#### JOB
Note how many lines include the word "installations", and give that number by itself.

★ ★ ★ ★ ★ ★ ★

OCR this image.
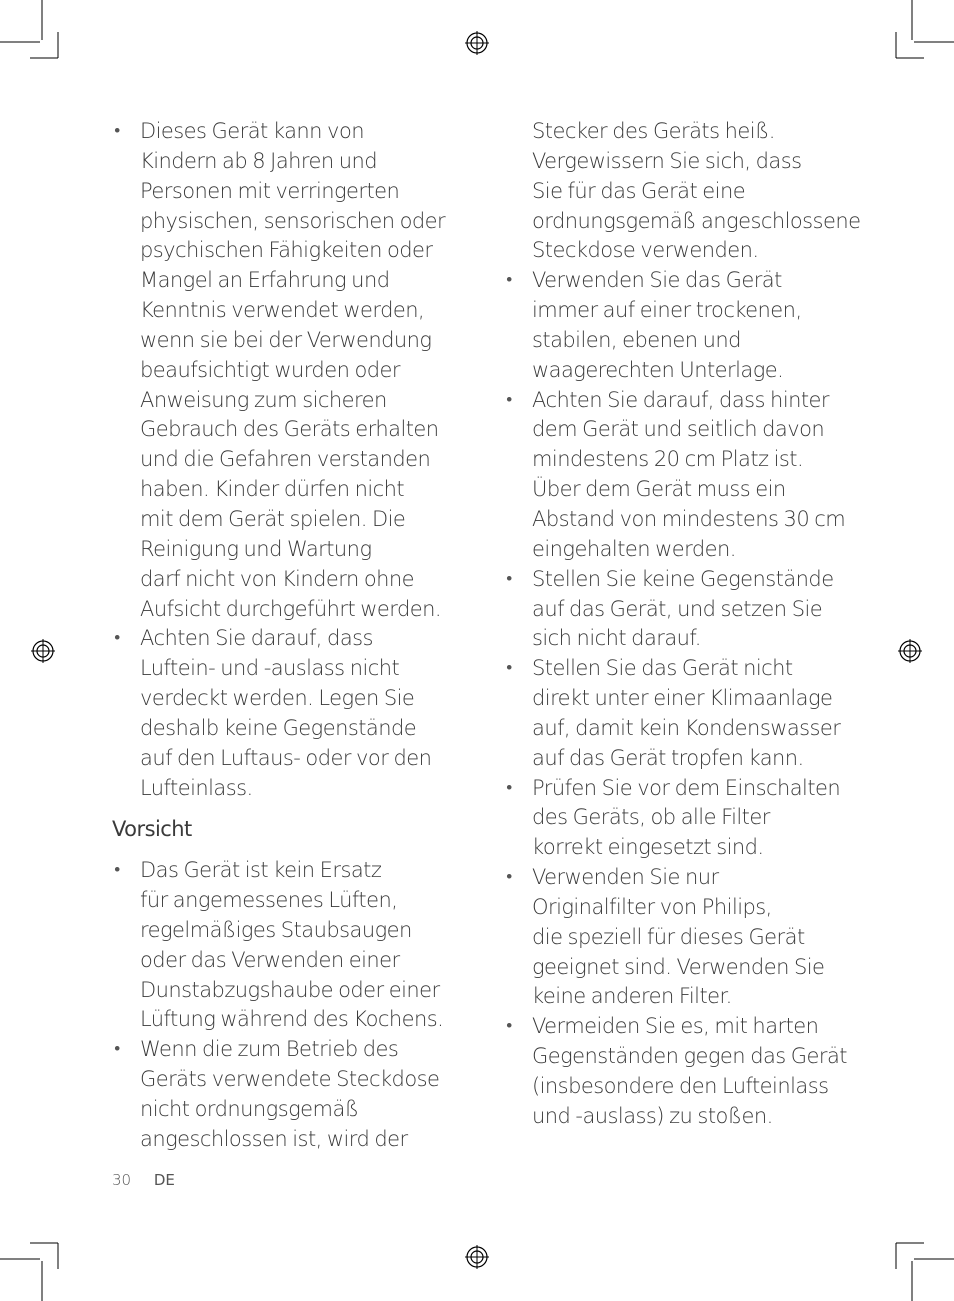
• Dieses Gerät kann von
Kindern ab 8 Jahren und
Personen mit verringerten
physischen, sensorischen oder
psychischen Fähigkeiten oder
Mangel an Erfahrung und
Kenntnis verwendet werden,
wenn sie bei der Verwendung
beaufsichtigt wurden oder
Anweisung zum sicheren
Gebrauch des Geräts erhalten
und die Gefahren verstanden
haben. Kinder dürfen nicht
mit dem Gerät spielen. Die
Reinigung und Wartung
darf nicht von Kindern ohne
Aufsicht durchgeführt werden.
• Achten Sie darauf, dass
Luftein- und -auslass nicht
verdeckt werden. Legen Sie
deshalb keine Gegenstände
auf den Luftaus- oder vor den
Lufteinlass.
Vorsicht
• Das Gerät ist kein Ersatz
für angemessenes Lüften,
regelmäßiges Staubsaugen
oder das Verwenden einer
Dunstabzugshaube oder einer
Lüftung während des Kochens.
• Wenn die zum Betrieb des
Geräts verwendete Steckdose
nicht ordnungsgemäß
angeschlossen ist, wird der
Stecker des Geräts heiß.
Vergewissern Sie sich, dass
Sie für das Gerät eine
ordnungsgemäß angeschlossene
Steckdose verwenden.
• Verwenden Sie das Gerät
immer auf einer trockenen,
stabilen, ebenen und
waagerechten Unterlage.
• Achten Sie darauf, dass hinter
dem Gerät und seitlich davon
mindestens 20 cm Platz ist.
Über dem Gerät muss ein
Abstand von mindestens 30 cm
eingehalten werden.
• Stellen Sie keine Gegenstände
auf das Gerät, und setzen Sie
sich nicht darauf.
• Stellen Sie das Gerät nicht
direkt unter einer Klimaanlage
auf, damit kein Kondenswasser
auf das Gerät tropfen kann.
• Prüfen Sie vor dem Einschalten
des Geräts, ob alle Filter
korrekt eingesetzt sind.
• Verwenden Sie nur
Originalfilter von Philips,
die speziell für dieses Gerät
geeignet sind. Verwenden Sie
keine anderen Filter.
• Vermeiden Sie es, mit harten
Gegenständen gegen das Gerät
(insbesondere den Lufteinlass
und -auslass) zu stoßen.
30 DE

★ ★ ★ ★ ★ ★ ★

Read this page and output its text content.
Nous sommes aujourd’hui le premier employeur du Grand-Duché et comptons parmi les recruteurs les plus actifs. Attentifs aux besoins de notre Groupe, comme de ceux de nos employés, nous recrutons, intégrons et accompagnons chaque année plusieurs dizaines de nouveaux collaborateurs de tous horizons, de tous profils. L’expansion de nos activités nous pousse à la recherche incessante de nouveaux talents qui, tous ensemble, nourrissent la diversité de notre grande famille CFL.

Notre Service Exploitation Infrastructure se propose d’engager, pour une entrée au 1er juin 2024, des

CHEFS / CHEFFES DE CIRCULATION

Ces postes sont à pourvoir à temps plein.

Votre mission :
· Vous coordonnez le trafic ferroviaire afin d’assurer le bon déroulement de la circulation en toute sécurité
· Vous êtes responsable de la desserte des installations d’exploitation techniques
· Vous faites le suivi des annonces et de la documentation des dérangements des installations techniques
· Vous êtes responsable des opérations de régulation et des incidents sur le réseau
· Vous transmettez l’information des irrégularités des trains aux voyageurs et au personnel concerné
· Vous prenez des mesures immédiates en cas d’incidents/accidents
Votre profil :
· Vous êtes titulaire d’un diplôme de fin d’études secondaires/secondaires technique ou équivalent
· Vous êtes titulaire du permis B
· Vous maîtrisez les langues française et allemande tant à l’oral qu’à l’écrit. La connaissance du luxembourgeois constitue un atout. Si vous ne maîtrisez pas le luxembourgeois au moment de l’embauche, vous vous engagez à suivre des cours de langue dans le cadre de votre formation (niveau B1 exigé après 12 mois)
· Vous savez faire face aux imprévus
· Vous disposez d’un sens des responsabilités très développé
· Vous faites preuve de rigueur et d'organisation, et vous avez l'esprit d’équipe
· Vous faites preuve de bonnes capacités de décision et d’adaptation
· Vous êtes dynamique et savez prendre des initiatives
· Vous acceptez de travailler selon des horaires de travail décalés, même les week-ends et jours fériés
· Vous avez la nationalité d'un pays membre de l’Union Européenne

★ ★ ★ ★ ★ ★ ★

#### EXPECTED ANSWER
2